━━ ITEMS
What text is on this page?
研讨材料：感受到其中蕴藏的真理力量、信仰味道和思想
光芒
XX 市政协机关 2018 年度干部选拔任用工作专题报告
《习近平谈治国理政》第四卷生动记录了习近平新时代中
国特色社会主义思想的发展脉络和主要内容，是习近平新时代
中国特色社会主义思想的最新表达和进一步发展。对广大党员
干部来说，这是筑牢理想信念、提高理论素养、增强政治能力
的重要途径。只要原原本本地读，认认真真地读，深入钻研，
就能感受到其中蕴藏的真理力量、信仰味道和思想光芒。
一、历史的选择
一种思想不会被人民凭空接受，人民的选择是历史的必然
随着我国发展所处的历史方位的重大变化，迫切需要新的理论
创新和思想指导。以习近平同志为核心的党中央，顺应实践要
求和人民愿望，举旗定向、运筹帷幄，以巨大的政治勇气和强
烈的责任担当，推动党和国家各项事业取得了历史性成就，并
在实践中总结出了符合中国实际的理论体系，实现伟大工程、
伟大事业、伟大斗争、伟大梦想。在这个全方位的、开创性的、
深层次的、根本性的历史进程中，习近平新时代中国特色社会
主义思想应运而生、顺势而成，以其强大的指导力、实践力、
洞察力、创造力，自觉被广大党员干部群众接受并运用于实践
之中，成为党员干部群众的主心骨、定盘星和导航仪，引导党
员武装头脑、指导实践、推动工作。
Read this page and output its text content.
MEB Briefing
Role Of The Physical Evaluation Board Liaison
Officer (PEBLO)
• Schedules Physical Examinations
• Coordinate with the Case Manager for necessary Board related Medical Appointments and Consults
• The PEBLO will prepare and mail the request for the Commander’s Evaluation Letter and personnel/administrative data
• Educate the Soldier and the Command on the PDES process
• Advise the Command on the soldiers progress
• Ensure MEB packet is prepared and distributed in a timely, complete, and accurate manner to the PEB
━━━━
## AIM
Copy out all of the data exactly, leaving nothing out.

## TASK SOLUTION
What text is on this page?
研讨材料：感受到其中蕴藏的真理力量、信仰味道和思想
光芒
XX 市政协机关 2018 年度干部选拔任用工作专题报告
《习近平谈治国理政》第四卷生动记录了习近平新时代中
国特色社会主义思想的发展脉络和主要内容，是习近平新时代
中国特色社会主义思想的最新表达和进一步发展。对广大党员
干部来说，这是筑牢理想信念、提高理论素养、增强政治能力
的重要途径。只要原原本本地读，认认真真地读，深入钻研，
就能感受到其中蕴藏的真理力量、信仰味道和思想光芒。
一、历史的选择
一种思想不会被人民凭空接受，人民的选择是历史的必然
随着我国发展所处的历史方位的重大变化，迫切需要新的理论
创新和思想指导。以习近平同志为核心的党中央，顺应实践要
求和人民愿望，举旗定向、运筹帷幄，以巨大的政治勇气和强
烈的责任担当，推动党和国家各项事业取得了历史性成就，并
在实践中总结出了符合中国实际的理论体系，实现伟大工程、
伟大事业、伟大斗争、伟大梦想。在这个全方位的、开创性的、
深层次的、根本性的历史进程中，习近平新时代中国特色社会
主义思想应运而生、顺势而成，以其强大的指导力、实践力、
洞察力、创造力，自觉被广大党员干部群众接受并运用于实践
之中，成为党员干部群众的主心骨、定盘星和导航仪，引导党
员武装头脑、指导实践、推动工作。
Read this page and output its text content.
MEB Briefing
Role Of The Physical Evaluation Board Liaison
Officer (PEBLO)
• Schedules Physical Examinations
• Coordinate with the Case Manager for necessary Board related Medical Appointments and Consults
• The PEBLO will prepare and mail the request for the Commander’s Evaluation Letter and personnel/administrative data
• Educate the Soldier and the Command on the PDES process
• Advise the Command on the soldiers progress
• Ensure MEB packet is prepared and distributed in a timely, complete, and accurate manner to the PEB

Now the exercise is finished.